(Dataset entries on figures)

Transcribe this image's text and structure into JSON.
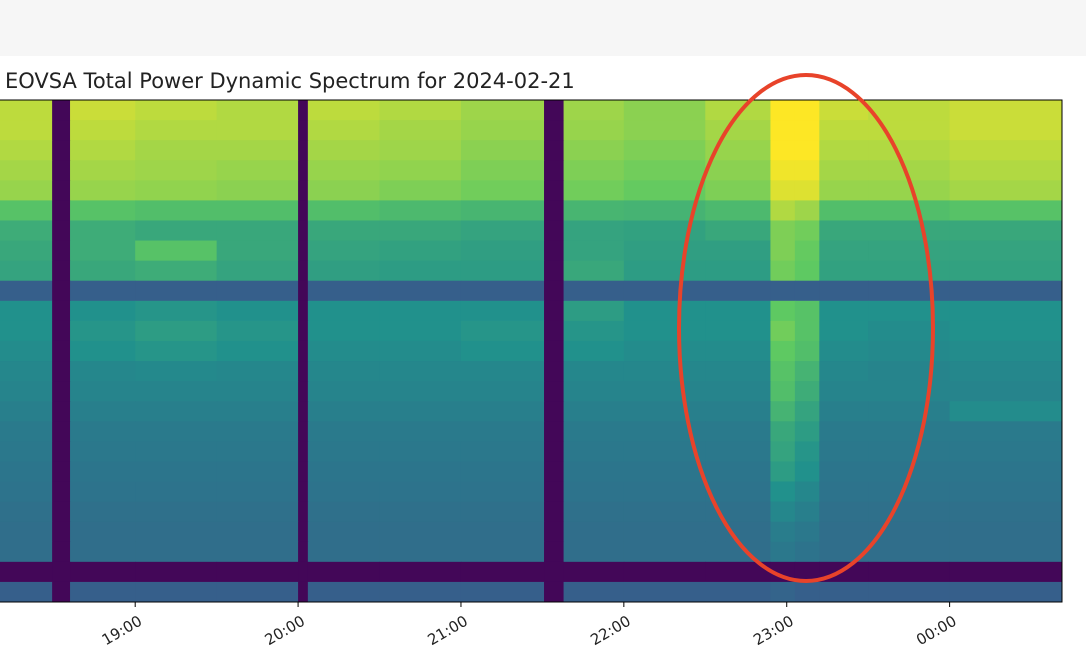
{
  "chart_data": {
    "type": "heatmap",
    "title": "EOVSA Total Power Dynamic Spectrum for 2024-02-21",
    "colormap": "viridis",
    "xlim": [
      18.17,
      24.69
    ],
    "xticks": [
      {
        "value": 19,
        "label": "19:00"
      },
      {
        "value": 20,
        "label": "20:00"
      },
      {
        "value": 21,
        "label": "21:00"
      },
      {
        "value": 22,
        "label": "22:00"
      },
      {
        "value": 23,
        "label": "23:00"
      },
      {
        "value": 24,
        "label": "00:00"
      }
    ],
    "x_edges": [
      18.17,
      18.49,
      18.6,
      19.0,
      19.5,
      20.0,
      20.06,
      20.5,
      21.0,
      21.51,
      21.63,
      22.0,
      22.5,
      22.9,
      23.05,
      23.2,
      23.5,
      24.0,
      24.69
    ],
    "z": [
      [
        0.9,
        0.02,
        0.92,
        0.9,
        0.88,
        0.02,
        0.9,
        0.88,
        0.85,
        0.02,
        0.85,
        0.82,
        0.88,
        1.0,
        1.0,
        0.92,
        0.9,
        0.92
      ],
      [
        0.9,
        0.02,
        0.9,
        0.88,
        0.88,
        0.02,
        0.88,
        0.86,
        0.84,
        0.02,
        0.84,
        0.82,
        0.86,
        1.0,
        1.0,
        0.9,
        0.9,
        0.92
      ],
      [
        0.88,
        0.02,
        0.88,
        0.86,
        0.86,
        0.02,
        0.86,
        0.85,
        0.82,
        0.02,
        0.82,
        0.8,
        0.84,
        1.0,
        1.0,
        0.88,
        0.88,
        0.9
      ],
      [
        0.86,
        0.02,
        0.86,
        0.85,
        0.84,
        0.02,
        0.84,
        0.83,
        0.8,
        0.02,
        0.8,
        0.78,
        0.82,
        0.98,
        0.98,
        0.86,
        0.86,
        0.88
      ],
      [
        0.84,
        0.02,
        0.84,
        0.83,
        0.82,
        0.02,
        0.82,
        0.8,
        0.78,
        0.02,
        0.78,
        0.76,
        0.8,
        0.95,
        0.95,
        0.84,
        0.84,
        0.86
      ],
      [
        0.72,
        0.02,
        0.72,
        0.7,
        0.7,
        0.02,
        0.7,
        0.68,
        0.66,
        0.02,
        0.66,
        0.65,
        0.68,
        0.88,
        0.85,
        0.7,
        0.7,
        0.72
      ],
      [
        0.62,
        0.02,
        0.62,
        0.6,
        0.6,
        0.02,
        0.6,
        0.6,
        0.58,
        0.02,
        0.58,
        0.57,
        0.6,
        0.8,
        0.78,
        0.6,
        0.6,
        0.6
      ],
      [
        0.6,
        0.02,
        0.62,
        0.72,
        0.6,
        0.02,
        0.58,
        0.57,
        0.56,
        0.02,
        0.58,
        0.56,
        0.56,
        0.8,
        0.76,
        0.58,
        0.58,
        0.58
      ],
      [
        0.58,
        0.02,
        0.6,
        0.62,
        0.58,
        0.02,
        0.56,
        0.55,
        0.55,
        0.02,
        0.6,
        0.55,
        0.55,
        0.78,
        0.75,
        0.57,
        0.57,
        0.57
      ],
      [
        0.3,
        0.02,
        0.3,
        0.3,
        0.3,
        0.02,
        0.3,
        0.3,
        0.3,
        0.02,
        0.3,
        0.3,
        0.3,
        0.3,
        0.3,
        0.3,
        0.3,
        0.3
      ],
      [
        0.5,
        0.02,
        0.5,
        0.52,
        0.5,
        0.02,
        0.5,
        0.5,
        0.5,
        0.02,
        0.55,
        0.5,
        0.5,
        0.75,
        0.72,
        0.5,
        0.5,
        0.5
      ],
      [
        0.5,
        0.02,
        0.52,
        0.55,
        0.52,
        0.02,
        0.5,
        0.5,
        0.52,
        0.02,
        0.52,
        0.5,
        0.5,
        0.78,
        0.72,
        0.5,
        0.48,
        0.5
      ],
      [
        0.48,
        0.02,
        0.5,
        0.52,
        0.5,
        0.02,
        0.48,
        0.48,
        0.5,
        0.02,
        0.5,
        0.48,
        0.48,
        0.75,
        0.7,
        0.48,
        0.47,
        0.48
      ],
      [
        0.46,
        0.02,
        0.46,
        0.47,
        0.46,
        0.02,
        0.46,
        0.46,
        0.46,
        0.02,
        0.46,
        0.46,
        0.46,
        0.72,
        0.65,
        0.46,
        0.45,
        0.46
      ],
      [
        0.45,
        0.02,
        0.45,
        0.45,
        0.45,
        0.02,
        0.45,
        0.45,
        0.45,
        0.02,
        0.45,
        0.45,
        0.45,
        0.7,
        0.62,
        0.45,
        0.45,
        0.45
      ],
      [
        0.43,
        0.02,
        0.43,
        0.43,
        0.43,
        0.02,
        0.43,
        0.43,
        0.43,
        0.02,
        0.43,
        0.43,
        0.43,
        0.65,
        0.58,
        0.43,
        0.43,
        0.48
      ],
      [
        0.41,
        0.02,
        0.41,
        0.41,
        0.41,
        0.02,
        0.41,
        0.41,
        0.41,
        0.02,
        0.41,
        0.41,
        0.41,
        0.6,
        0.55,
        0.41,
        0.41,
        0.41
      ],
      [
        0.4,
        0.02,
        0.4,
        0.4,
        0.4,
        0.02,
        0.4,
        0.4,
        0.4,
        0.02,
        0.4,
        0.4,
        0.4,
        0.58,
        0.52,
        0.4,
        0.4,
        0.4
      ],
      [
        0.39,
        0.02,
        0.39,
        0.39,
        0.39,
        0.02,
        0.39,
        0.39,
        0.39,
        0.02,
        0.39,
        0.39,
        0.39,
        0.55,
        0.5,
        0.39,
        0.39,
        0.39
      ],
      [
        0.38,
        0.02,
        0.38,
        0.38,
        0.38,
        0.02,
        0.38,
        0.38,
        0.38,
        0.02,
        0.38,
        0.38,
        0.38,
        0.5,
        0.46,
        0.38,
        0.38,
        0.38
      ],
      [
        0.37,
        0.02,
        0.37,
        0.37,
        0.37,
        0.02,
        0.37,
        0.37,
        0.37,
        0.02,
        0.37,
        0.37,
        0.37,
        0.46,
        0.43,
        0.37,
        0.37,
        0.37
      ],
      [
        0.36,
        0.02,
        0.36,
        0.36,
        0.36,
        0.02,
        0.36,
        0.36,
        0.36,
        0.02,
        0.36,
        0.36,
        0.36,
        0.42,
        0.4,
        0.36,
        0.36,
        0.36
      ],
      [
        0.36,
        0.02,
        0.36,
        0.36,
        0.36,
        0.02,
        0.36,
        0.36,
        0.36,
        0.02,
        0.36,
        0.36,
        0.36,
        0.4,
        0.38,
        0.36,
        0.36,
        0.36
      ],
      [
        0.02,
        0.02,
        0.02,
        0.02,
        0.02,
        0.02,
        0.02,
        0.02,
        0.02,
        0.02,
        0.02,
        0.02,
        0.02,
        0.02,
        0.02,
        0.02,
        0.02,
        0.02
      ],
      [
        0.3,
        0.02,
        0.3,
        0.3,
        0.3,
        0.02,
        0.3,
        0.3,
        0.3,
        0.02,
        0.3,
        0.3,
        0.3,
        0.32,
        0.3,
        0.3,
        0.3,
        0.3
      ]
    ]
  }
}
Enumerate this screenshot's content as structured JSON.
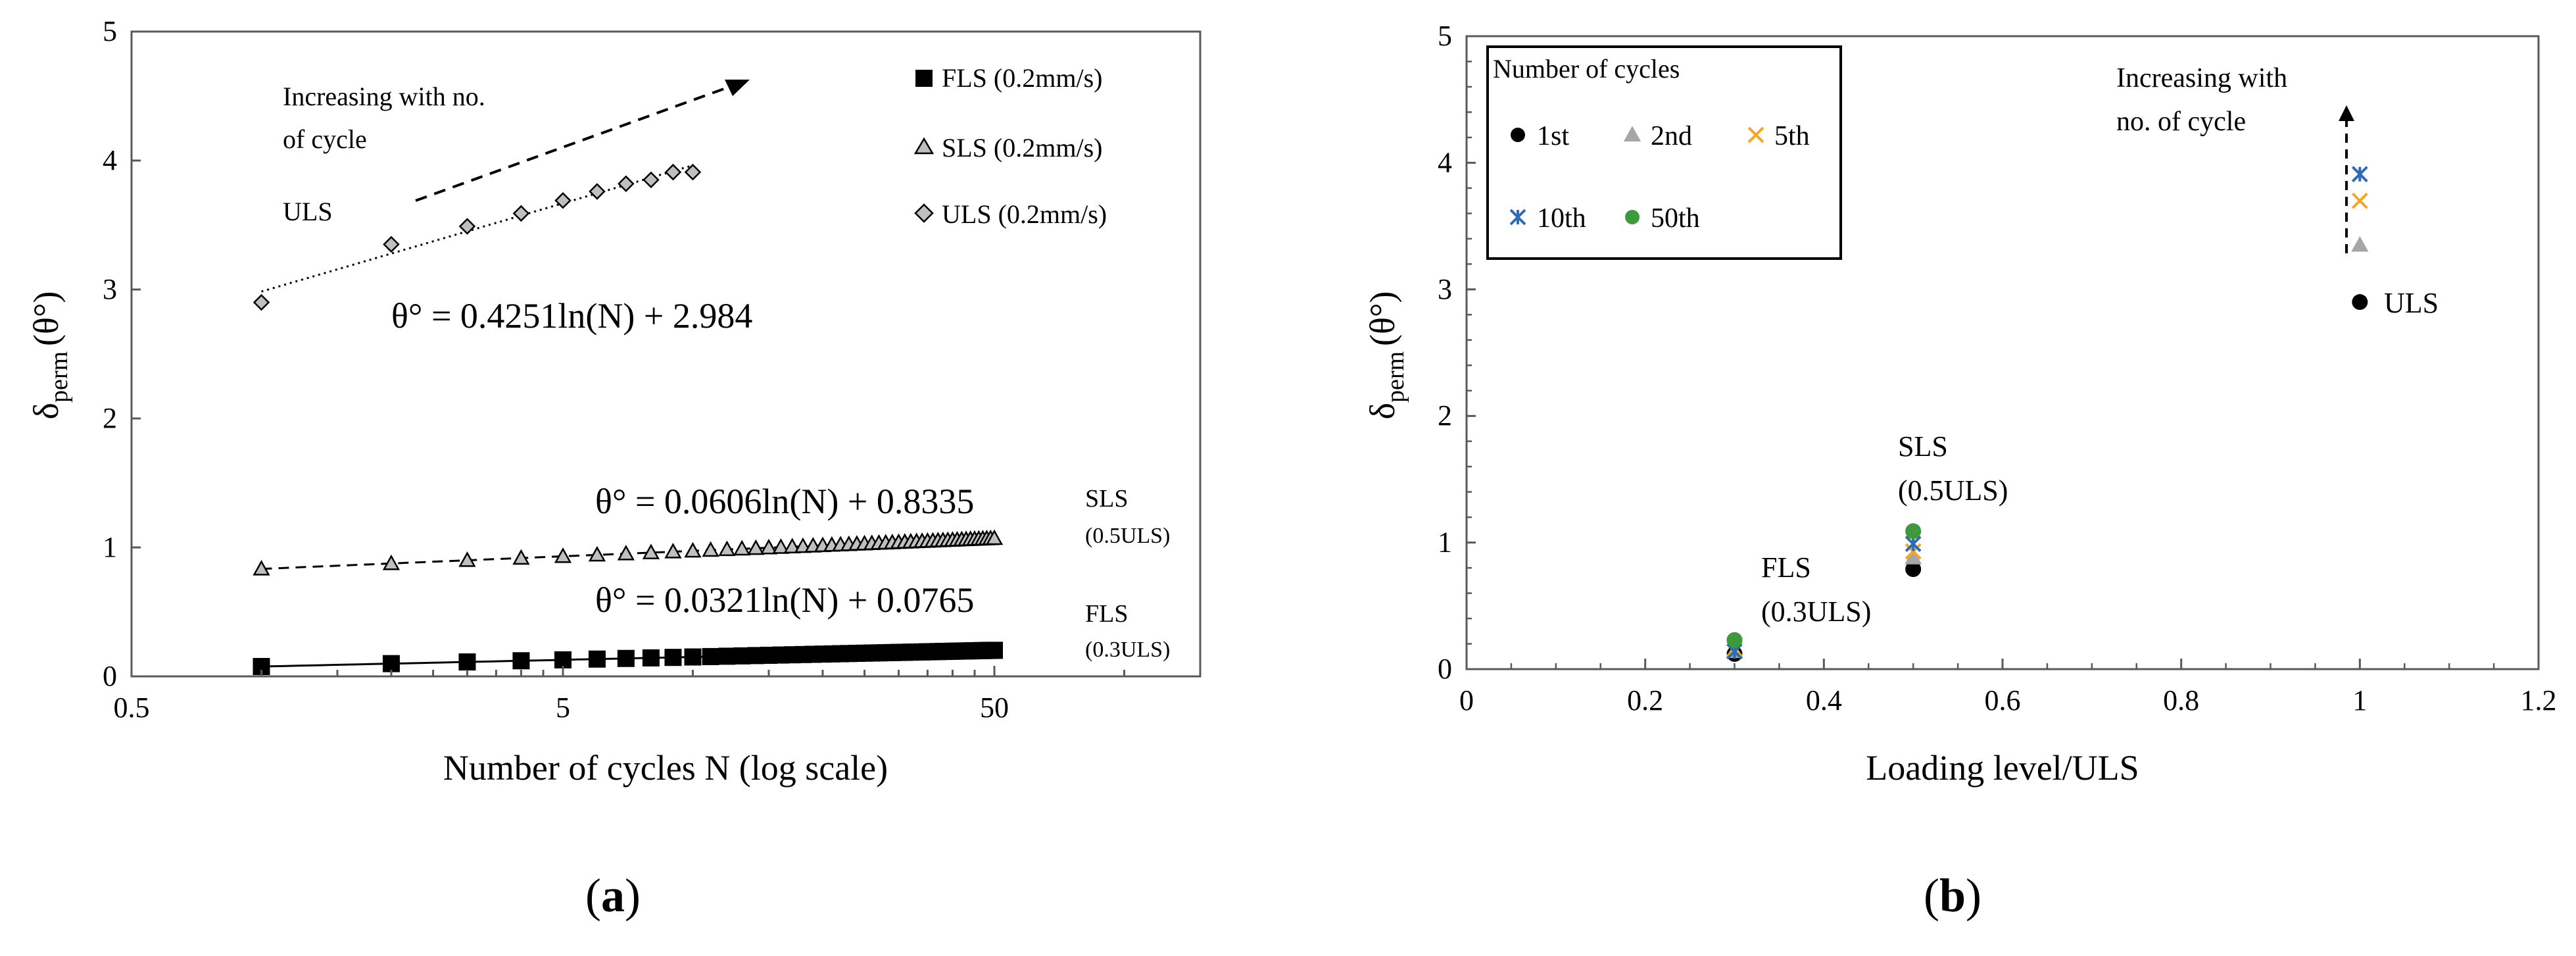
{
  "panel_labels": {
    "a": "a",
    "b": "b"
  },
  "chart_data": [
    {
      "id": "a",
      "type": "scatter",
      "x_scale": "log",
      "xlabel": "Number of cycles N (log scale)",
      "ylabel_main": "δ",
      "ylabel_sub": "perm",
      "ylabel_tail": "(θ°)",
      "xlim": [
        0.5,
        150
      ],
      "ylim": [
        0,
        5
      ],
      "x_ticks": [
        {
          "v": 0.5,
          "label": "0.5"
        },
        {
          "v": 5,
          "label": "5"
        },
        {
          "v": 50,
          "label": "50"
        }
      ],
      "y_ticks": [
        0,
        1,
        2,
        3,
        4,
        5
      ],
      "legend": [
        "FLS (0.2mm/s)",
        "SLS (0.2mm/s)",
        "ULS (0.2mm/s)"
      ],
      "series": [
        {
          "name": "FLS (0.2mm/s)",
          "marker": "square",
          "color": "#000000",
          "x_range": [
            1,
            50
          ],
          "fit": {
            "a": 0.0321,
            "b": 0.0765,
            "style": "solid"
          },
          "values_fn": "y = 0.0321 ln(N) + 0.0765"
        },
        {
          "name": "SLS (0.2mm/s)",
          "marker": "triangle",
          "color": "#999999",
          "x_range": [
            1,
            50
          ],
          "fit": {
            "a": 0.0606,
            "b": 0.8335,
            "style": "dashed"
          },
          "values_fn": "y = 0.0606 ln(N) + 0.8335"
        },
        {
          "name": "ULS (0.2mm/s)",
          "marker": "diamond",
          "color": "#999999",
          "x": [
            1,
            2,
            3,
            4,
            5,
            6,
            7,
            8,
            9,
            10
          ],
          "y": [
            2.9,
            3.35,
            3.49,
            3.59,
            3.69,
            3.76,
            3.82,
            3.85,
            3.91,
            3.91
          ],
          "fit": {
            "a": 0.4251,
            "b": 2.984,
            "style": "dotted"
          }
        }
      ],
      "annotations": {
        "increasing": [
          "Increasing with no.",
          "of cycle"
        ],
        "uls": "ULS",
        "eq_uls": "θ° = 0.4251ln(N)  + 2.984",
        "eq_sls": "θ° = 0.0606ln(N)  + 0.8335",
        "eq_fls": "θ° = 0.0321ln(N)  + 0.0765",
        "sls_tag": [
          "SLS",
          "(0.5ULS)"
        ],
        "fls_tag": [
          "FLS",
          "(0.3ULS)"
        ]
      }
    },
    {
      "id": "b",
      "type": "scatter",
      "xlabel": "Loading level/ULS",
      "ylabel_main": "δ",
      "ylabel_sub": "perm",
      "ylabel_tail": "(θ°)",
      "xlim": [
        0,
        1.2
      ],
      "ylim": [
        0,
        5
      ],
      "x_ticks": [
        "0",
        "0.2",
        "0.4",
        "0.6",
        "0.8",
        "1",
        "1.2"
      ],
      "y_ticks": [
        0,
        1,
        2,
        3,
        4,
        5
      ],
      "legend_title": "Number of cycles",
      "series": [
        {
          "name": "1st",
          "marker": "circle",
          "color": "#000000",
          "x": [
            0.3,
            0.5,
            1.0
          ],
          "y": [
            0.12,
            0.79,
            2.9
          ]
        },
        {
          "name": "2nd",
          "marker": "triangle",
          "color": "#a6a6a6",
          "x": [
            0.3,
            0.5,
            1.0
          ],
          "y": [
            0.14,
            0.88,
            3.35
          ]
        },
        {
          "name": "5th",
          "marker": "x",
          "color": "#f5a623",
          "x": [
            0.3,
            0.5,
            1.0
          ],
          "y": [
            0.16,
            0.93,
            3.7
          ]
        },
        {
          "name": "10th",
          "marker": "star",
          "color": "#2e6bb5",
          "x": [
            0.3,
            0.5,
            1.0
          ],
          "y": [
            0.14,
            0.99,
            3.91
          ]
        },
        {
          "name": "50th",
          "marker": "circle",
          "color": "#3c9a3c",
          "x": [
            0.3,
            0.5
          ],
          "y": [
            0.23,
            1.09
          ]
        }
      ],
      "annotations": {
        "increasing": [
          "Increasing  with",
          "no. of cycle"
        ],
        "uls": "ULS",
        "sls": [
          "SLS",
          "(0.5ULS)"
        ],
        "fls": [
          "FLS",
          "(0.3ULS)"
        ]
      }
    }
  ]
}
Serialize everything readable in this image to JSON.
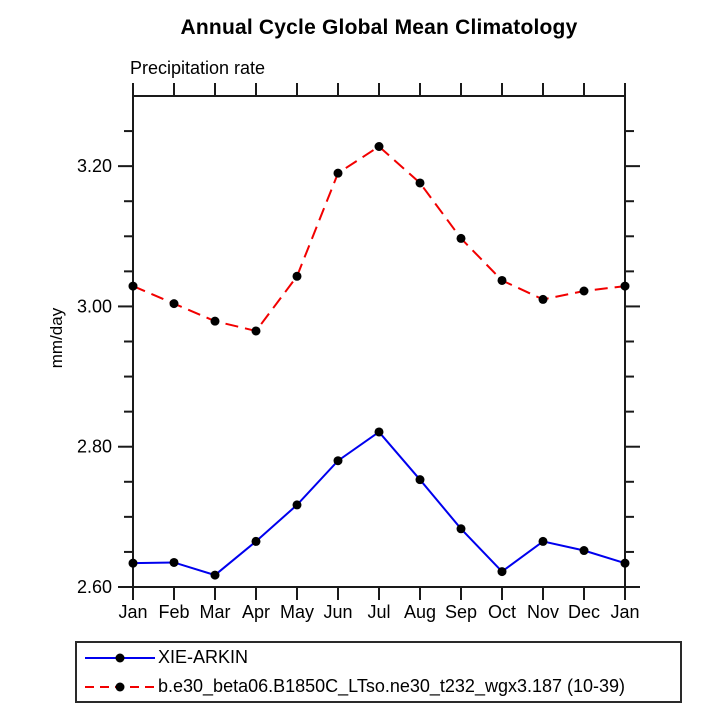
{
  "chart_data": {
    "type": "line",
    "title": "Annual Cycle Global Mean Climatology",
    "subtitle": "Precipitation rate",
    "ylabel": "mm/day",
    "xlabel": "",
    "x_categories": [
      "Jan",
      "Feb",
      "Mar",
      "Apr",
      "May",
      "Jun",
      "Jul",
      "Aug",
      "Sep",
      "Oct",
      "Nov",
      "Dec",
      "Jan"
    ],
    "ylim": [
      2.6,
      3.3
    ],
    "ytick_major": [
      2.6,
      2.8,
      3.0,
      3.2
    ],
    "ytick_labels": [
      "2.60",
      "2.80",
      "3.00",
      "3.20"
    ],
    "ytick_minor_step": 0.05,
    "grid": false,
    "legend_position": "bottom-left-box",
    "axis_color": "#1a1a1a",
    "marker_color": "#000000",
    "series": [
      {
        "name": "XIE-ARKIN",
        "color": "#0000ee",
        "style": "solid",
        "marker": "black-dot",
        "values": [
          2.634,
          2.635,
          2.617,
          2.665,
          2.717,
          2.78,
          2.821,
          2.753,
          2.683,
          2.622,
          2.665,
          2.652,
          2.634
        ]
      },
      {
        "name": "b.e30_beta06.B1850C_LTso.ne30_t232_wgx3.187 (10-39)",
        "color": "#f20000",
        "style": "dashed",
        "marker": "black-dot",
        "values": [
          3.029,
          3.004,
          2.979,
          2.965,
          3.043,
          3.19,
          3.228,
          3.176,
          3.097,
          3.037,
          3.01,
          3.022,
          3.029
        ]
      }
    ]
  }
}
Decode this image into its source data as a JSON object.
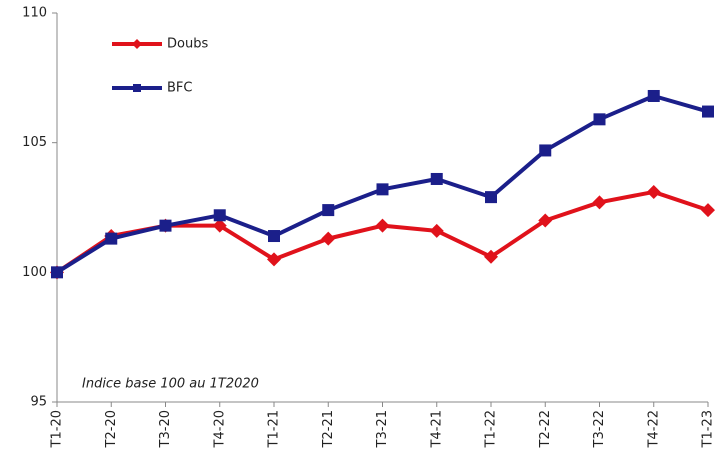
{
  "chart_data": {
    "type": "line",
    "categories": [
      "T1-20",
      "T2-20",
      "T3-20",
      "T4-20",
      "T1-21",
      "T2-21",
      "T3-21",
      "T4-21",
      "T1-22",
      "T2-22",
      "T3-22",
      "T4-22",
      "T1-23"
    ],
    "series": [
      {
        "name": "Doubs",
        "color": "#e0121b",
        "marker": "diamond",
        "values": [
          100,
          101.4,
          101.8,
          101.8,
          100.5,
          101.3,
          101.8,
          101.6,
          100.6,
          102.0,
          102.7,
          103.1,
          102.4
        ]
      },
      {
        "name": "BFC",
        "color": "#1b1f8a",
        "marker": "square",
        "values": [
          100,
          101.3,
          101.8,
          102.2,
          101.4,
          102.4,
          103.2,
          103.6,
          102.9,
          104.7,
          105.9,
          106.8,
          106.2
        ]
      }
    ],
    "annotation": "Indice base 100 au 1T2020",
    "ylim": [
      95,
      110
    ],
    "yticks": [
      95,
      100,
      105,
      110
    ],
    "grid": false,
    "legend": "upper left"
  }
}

**Problem statement**
Copy all lines from the material that contain "name".

**Response to this exercise**
          "name": "FLS (0.2mm/s)",
          "name": "SLS (0.2mm/s)",
          "name": "ULS (0.2mm/s)",
          "name": "1st",
          "name": "2nd",
          "name": "5th",
          "name": "10th",
          "name": "50th",
        "name": "XIE-ARKIN",
        "name": "b.e30_beta06.B1850C_LTso.ne30_t232_wgx3.187 (10-39)",
        "name": "Doubs",
        "name": "BFC",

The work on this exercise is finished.